Figure content listings
********
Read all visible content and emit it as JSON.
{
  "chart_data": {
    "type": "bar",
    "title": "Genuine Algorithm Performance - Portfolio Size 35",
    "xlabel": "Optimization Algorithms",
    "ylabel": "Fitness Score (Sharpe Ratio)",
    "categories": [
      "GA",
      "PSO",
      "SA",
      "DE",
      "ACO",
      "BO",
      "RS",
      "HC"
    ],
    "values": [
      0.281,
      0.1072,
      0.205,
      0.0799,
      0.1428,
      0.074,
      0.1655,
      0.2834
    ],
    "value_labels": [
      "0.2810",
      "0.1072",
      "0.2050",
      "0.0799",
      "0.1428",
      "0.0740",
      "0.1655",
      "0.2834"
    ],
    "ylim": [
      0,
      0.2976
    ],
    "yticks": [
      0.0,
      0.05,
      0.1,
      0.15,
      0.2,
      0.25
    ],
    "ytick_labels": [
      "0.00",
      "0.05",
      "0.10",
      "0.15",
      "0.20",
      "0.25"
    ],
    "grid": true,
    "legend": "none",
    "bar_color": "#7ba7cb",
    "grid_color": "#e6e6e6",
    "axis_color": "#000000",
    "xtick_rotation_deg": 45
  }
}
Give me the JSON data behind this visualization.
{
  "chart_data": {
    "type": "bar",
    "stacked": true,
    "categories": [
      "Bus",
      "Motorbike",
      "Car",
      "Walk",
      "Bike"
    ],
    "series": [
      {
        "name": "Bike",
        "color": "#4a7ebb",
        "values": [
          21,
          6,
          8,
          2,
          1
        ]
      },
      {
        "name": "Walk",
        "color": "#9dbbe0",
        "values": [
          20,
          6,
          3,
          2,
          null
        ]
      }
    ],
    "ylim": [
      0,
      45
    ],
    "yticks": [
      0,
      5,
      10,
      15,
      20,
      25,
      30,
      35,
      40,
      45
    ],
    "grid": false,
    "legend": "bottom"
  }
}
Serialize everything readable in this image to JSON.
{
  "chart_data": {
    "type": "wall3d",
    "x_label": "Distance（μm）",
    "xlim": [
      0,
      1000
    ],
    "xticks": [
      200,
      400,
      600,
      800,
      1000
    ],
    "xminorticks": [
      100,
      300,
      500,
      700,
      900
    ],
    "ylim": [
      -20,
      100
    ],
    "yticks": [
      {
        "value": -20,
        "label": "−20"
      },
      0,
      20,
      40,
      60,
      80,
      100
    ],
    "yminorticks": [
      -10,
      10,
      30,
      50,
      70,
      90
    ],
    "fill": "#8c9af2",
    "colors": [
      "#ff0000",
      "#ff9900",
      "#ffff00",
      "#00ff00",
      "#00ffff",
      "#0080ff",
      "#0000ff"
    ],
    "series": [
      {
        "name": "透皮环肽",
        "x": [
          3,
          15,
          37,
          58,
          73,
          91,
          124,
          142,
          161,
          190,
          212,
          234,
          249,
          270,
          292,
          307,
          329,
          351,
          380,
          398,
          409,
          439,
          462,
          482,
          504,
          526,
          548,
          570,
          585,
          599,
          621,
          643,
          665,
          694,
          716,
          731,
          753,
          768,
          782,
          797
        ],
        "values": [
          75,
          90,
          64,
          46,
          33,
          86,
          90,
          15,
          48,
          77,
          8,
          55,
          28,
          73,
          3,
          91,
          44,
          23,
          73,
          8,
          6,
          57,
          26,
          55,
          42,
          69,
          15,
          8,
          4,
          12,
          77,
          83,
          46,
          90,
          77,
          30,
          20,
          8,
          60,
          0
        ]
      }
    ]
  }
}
********
**Required work**
Write out every record verbatim.

**Written response**
Read all visible content and emit it as JSON.
{
  "chart_data": {
    "type": "bar",
    "title": "Genuine Algorithm Performance - Portfolio Size 35",
    "xlabel": "Optimization Algorithms",
    "ylabel": "Fitness Score (Sharpe Ratio)",
    "categories": [
      "GA",
      "PSO",
      "SA",
      "DE",
      "ACO",
      "BO",
      "RS",
      "HC"
    ],
    "values": [
      0.281,
      0.1072,
      0.205,
      0.0799,
      0.1428,
      0.074,
      0.1655,
      0.2834
    ],
    "value_labels": [
      "0.2810",
      "0.1072",
      "0.2050",
      "0.0799",
      "0.1428",
      "0.0740",
      "0.1655",
      "0.2834"
    ],
    "ylim": [
      0,
      0.2976
    ],
    "yticks": [
      0.0,
      0.05,
      0.1,
      0.15,
      0.2,
      0.25
    ],
    "ytick_labels": [
      "0.00",
      "0.05",
      "0.10",
      "0.15",
      "0.20",
      "0.25"
    ],
    "grid": true,
    "legend": "none",
    "bar_color": "#7ba7cb",
    "grid_color": "#e6e6e6",
    "axis_color": "#000000",
    "xtick_rotation_deg": 45
  }
}
Give me the JSON data behind this visualization.
{
  "chart_data": {
    "type": "bar",
    "stacked": true,
    "categories": [
      "Bus",
      "Motorbike",
      "Car",
      "Walk",
      "Bike"
    ],
    "series": [
      {
        "name": "Bike",
        "color": "#4a7ebb",
        "values": [
          21,
          6,
          8,
          2,
          1
        ]
      },
      {
        "name": "Walk",
        "color": "#9dbbe0",
        "values": [
          20,
          6,
          3,
          2,
          null
        ]
      }
    ],
    "ylim": [
      0,
      45
    ],
    "yticks": [
      0,
      5,
      10,
      15,
      20,
      25,
      30,
      35,
      40,
      45
    ],
    "grid": false,
    "legend": "bottom"
  }
}
Serialize everything readable in this image to JSON.
{
  "chart_data": {
    "type": "wall3d",
    "x_label": "Distance（μm）",
    "xlim": [
      0,
      1000
    ],
    "xticks": [
      200,
      400,
      600,
      800,
      1000
    ],
    "xminorticks": [
      100,
      300,
      500,
      700,
      900
    ],
    "ylim": [
      -20,
      100
    ],
    "yticks": [
      {
        "value": -20,
        "label": "−20"
      },
      0,
      20,
      40,
      60,
      80,
      100
    ],
    "yminorticks": [
      -10,
      10,
      30,
      50,
      70,
      90
    ],
    "fill": "#8c9af2",
    "colors": [
      "#ff0000",
      "#ff9900",
      "#ffff00",
      "#00ff00",
      "#00ffff",
      "#0080ff",
      "#0000ff"
    ],
    "series": [
      {
        "name": "透皮环肽",
        "x": [
          3,
          15,
          37,
          58,
          73,
          91,
          124,
          142,
          161,
          190,
          212,
          234,
          249,
          270,
          292,
          307,
          329,
          351,
          380,
          398,
          409,
          439,
          462,
          482,
          504,
          526,
          548,
          570,
          585,
          599,
          621,
          643,
          665,
          694,
          716,
          731,
          753,
          768,
          782,
          797
        ],
        "values": [
          75,
          90,
          64,
          46,
          33,
          86,
          90,
          15,
          48,
          77,
          8,
          55,
          28,
          73,
          3,
          91,
          44,
          23,
          73,
          8,
          6,
          57,
          26,
          55,
          42,
          69,
          15,
          8,
          4,
          12,
          77,
          83,
          46,
          90,
          77,
          30,
          20,
          8,
          60,
          0
        ]
      }
    ]
  }
}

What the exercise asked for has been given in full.